## [The task]
Reproduce all the lines below exactly and omit the images.

## [Available records]
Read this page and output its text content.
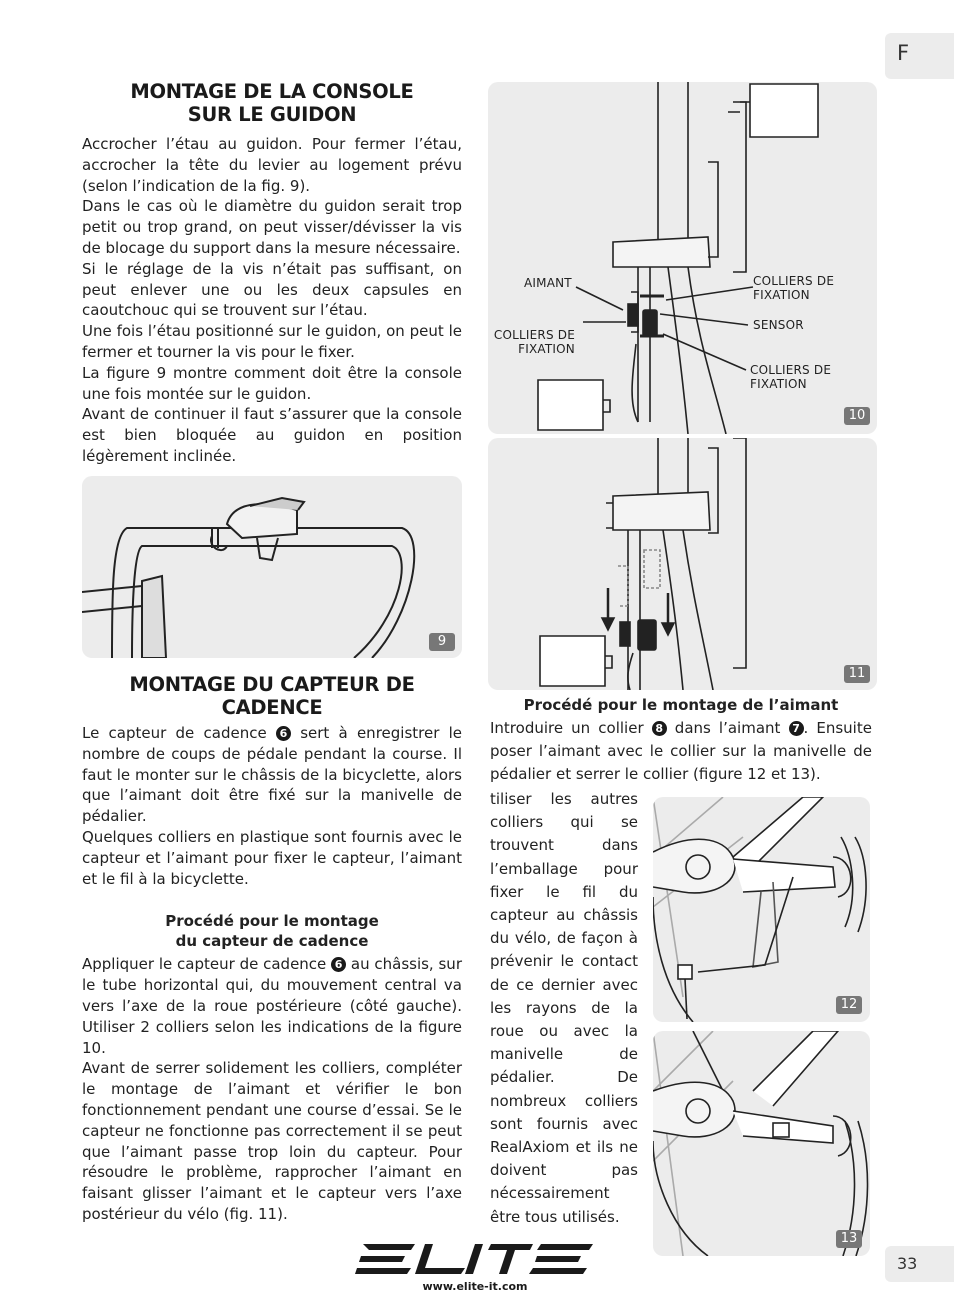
F
33
MONTAGE DE LA CONSOLE
SUR LE GUIDON

Accrocher l’étau au guidon. Pour fermer l’étau, accrocher la tête du levier au logement prévu (selon l’indication de la fig. 9).

Dans le cas où le diamètre du guidon serait trop petit ou trop grand, on peut visser/dévisser la vis de blocage du support dans la mesure nécessaire.

Si le réglage de la vis n’était pas suffisant, on peut enlever une ou les deux capsules en caoutchouc qui se trouvent sur l’étau.

Une fois l’étau positionné sur le guidon, on peut le fermer et tourner la vis pour le fixer.

La figure 9 montre comment doit être la console une fois montée sur le guidon.

Avant de continuer il faut s’assurer que la console est bien bloquée au guidon en position légèrement inclinée.

9
MONTAGE DU CAPTEUR DE CADENCE

Le capteur de cadence 6 sert à enregistrer le nombre de coups de pédale pendant la course. Il faut le monter sur le châssis de la bicyclette, alors que l’aimant doit être fixé sur la manivelle de pédalier.

Quelques colliers en plastique sont fournis avec le capteur et l’aimant pour fixer le capteur, l’aimant et le fil à la bicyclette.

Procédé pour le montage

du capteur de cadence

Appliquer le capteur de cadence 6 au châssis, sur le tube horizontal qui, du mouvement central va vers l’axe de la roue postérieure (côté gauche). Utiliser 2 colliers selon les indications de la figure 10.

Avant de serrer solidement les colliers, compléter le montage de l’aimant et vérifier le bon fonctionnement pendant une course d’essai. Se le capteur ne fonctionne pas correctement il se peut que l’aimant passe trop loin du capteur. Pour résoudre le problème, rapprocher l’aimant en faisant glisser l’aimant et le capteur vers l’axe postérieur du vélo (fig. 11).

AIMANT
COLLIERS DE
FIXATION
COLLIERS DE
FIXATION
SENSOR
COLLIERS DE
FIXATION
10
11

Procédé pour le montage de l’aimant

Introduire un collier 8 dans l’aimant 7 . Ensuite poser l’aimant avec le collier sur la manivelle de pédalier et serrer le collier (figure 12 et 13).

tiliser les autres colliers qui se trouvent dans l’emballage pour fixer le fil du capteur au châssis du vélo, de façon à prévenir le contact de ce dernier avec les rayons de la roue ou avec la manivelle de pédalier. De nombreux colliers sont fournis avec RealAxiom et ils ne doivent pas nécessairement être tous utilisés.
12
13
www.elite-it.com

## [Exercise response]
Read this page and output its text content.
F
33
MONTAGE DE LA CONSOLE
SUR LE GUIDON

Accrocher l’étau au guidon. Pour fermer l’étau, accrocher la tête du levier au logement prévu (selon l’indication de la fig. 9).

Dans le cas où le diamètre du guidon serait trop petit ou trop grand, on peut visser/dévisser la vis de blocage du support dans la mesure nécessaire.

Si le réglage de la vis n’était pas suffisant, on peut enlever une ou les deux capsules en caoutchouc qui se trouvent sur l’étau.

Une fois l’étau positionné sur le guidon, on peut le fermer et tourner la vis pour le fixer.

La figure 9 montre comment doit être la console une fois montée sur le guidon.

Avant de continuer il faut s’assurer que la console est bien bloquée au guidon en position légèrement inclinée.

9
MONTAGE DU CAPTEUR DE CADENCE

Le capteur de cadence 6 sert à enregistrer le nombre de coups de pédale pendant la course. Il faut le monter sur le châssis de la bicyclette, alors que l’aimant doit être fixé sur la manivelle de pédalier.

Quelques colliers en plastique sont fournis avec le capteur et l’aimant pour fixer le capteur, l’aimant et le fil à la bicyclette.

Procédé pour le montage

du capteur de cadence

Appliquer le capteur de cadence 6 au châssis, sur le tube horizontal qui, du mouvement central va vers l’axe de la roue postérieure (côté gauche). Utiliser 2 colliers selon les indications de la figure 10.

Avant de serrer solidement les colliers, compléter le montage de l’aimant et vérifier le bon fonctionnement pendant une course d’essai. Se le capteur ne fonctionne pas correctement il se peut que l’aimant passe trop loin du capteur. Pour résoudre le problème, rapprocher l’aimant en faisant glisser l’aimant et le capteur vers l’axe postérieur du vélo (fig. 11).

AIMANT
COLLIERS DE
FIXATION
COLLIERS DE
FIXATION
SENSOR
COLLIERS DE
FIXATION
10
11

Procédé pour le montage de l’aimant

Introduire un collier 8 dans l’aimant 7 . Ensuite poser l’aimant avec le collier sur la manivelle de pédalier et serrer le collier (figure 12 et 13).

tiliser les autres colliers qui se trouvent dans l’emballage pour fixer le fil du capteur au châssis du vélo, de façon à prévenir le contact de ce dernier avec les rayons de la roue ou avec la manivelle de pédalier. De nombreux colliers sont fournis avec RealAxiom et ils ne doivent pas nécessairement être tous utilisés.
12
13
www.elite-it.com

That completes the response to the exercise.